> **Brief**: Can you output the records below exactly as they are written?

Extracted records
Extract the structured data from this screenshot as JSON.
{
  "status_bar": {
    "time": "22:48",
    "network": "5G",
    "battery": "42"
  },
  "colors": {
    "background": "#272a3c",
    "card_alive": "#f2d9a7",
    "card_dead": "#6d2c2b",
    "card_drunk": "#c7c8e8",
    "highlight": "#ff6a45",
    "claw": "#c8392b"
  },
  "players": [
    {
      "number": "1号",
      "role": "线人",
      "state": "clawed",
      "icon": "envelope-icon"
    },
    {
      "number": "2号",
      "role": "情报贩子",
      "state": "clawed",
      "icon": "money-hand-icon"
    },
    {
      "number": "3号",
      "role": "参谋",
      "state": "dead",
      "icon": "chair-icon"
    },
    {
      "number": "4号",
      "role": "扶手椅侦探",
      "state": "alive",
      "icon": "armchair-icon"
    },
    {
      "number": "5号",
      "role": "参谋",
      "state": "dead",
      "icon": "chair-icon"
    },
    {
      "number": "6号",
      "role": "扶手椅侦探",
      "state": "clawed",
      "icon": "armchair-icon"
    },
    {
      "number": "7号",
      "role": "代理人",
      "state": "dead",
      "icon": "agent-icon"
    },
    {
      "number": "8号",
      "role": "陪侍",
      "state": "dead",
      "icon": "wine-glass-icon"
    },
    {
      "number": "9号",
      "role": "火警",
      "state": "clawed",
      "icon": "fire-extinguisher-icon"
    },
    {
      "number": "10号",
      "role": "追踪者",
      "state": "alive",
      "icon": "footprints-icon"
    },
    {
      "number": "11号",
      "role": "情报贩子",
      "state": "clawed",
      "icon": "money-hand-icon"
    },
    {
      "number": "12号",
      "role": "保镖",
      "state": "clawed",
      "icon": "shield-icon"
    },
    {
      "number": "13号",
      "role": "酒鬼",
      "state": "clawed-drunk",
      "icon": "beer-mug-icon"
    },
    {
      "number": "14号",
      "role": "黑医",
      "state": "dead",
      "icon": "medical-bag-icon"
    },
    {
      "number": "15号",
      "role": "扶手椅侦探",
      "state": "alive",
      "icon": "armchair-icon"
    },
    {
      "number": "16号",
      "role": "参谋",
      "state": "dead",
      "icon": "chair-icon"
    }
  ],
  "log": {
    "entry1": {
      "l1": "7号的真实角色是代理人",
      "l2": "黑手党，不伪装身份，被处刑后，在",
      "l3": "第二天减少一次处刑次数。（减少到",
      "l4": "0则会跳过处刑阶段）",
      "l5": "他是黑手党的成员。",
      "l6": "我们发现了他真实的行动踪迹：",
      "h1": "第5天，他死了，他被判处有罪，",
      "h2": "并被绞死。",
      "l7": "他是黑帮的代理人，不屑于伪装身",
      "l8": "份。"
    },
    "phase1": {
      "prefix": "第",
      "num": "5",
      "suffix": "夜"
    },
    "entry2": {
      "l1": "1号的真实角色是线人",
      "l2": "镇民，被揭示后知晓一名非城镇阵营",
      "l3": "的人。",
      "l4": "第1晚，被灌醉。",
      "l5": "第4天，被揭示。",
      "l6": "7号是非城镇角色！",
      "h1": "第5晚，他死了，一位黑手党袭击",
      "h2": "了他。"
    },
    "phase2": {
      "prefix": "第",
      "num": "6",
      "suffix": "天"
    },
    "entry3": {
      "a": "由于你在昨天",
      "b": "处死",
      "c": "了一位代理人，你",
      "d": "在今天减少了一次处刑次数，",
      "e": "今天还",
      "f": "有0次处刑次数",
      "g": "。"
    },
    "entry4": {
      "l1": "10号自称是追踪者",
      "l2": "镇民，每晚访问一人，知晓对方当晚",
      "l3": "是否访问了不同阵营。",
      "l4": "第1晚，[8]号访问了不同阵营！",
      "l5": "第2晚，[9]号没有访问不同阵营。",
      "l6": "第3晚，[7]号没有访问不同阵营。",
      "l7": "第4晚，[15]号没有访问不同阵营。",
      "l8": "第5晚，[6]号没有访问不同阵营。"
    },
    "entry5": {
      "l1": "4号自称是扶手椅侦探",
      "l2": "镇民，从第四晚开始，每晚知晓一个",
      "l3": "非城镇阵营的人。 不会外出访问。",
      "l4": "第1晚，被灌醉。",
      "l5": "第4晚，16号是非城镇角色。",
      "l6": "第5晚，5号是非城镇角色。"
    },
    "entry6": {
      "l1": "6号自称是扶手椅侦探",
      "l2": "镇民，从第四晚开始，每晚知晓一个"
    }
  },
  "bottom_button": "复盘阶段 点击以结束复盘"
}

> **Response to this exercise**:
Extract the structured data from this screenshot as JSON.
{
  "status_bar": {
    "time": "22:48",
    "network": "5G",
    "battery": "42"
  },
  "colors": {
    "background": "#272a3c",
    "card_alive": "#f2d9a7",
    "card_dead": "#6d2c2b",
    "card_drunk": "#c7c8e8",
    "highlight": "#ff6a45",
    "claw": "#c8392b"
  },
  "players": [
    {
      "number": "1号",
      "role": "线人",
      "state": "clawed",
      "icon": "envelope-icon"
    },
    {
      "number": "2号",
      "role": "情报贩子",
      "state": "clawed",
      "icon": "money-hand-icon"
    },
    {
      "number": "3号",
      "role": "参谋",
      "state": "dead",
      "icon": "chair-icon"
    },
    {
      "number": "4号",
      "role": "扶手椅侦探",
      "state": "alive",
      "icon": "armchair-icon"
    },
    {
      "number": "5号",
      "role": "参谋",
      "state": "dead",
      "icon": "chair-icon"
    },
    {
      "number": "6号",
      "role": "扶手椅侦探",
      "state": "clawed",
      "icon": "armchair-icon"
    },
    {
      "number": "7号",
      "role": "代理人",
      "state": "dead",
      "icon": "agent-icon"
    },
    {
      "number": "8号",
      "role": "陪侍",
      "state": "dead",
      "icon": "wine-glass-icon"
    },
    {
      "number": "9号",
      "role": "火警",
      "state": "clawed",
      "icon": "fire-extinguisher-icon"
    },
    {
      "number": "10号",
      "role": "追踪者",
      "state": "alive",
      "icon": "footprints-icon"
    },
    {
      "number": "11号",
      "role": "情报贩子",
      "state": "clawed",
      "icon": "money-hand-icon"
    },
    {
      "number": "12号",
      "role": "保镖",
      "state": "clawed",
      "icon": "shield-icon"
    },
    {
      "number": "13号",
      "role": "酒鬼",
      "state": "clawed-drunk",
      "icon": "beer-mug-icon"
    },
    {
      "number": "14号",
      "role": "黑医",
      "state": "dead",
      "icon": "medical-bag-icon"
    },
    {
      "number": "15号",
      "role": "扶手椅侦探",
      "state": "alive",
      "icon": "armchair-icon"
    },
    {
      "number": "16号",
      "role": "参谋",
      "state": "dead",
      "icon": "chair-icon"
    }
  ],
  "log": {
    "entry1": {
      "l1": "7号的真实角色是代理人",
      "l2": "黑手党，不伪装身份，被处刑后，在",
      "l3": "第二天减少一次处刑次数。（减少到",
      "l4": "0则会跳过处刑阶段）",
      "l5": "他是黑手党的成员。",
      "l6": "我们发现了他真实的行动踪迹：",
      "h1": "第5天，他死了，他被判处有罪，",
      "h2": "并被绞死。",
      "l7": "他是黑帮的代理人，不屑于伪装身",
      "l8": "份。"
    },
    "phase1": {
      "prefix": "第",
      "num": "5",
      "suffix": "夜"
    },
    "entry2": {
      "l1": "1号的真实角色是线人",
      "l2": "镇民，被揭示后知晓一名非城镇阵营",
      "l3": "的人。",
      "l4": "第1晚，被灌醉。",
      "l5": "第4天，被揭示。",
      "l6": "7号是非城镇角色！",
      "h1": "第5晚，他死了，一位黑手党袭击",
      "h2": "了他。"
    },
    "phase2": {
      "prefix": "第",
      "num": "6",
      "suffix": "天"
    },
    "entry3": {
      "a": "由于你在昨天",
      "b": "处死",
      "c": "了一位代理人，你",
      "d": "在今天减少了一次处刑次数，",
      "e": "今天还",
      "f": "有0次处刑次数",
      "g": "。"
    },
    "entry4": {
      "l1": "10号自称是追踪者",
      "l2": "镇民，每晚访问一人，知晓对方当晚",
      "l3": "是否访问了不同阵营。",
      "l4": "第1晚，[8]号访问了不同阵营！",
      "l5": "第2晚，[9]号没有访问不同阵营。",
      "l6": "第3晚，[7]号没有访问不同阵营。",
      "l7": "第4晚，[15]号没有访问不同阵营。",
      "l8": "第5晚，[6]号没有访问不同阵营。"
    },
    "entry5": {
      "l1": "4号自称是扶手椅侦探",
      "l2": "镇民，从第四晚开始，每晚知晓一个",
      "l3": "非城镇阵营的人。 不会外出访问。",
      "l4": "第1晚，被灌醉。",
      "l5": "第4晚，16号是非城镇角色。",
      "l6": "第5晚，5号是非城镇角色。"
    },
    "entry6": {
      "l1": "6号自称是扶手椅侦探",
      "l2": "镇民，从第四晚开始，每晚知晓一个"
    }
  },
  "bottom_button": "复盘阶段 点击以结束复盘"
}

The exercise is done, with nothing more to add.